* **Given problem**
Find the word "color" in the listing; pull out each line holding it.

* **Excerpted data**
__________

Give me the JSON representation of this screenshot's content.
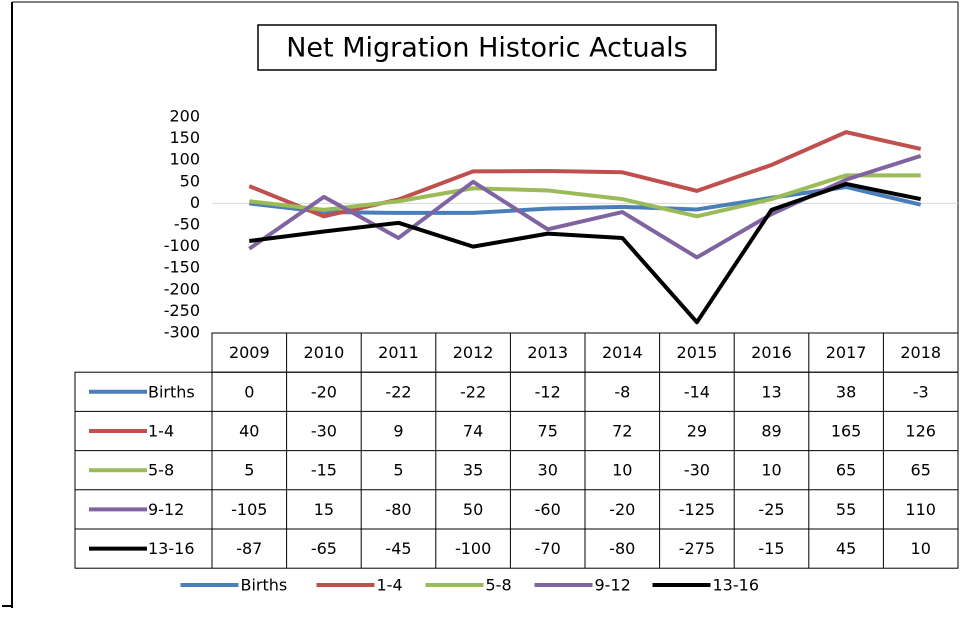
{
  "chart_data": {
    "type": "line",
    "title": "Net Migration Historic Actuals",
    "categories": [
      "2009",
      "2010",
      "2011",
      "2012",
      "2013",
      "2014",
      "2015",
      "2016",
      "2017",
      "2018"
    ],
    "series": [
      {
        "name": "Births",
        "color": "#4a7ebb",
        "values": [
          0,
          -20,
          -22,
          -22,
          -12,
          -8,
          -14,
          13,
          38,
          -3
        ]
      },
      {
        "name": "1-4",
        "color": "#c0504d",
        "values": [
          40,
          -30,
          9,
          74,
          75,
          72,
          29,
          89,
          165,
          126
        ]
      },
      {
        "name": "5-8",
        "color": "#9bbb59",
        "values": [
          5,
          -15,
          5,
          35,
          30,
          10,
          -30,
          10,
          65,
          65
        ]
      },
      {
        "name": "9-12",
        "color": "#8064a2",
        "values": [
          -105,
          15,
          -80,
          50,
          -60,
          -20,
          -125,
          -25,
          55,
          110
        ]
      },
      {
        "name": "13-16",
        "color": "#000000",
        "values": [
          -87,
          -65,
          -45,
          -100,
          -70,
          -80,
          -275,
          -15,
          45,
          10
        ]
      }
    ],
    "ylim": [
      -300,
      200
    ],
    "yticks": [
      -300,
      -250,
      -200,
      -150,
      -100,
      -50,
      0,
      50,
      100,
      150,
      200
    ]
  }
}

__________

* **Answer to this exercise**
        "color": "#4a7ebb",
        "color": "#c0504d",
        "color": "#9bbb59",
        "color": "#8064a2",
        "color": "#000000",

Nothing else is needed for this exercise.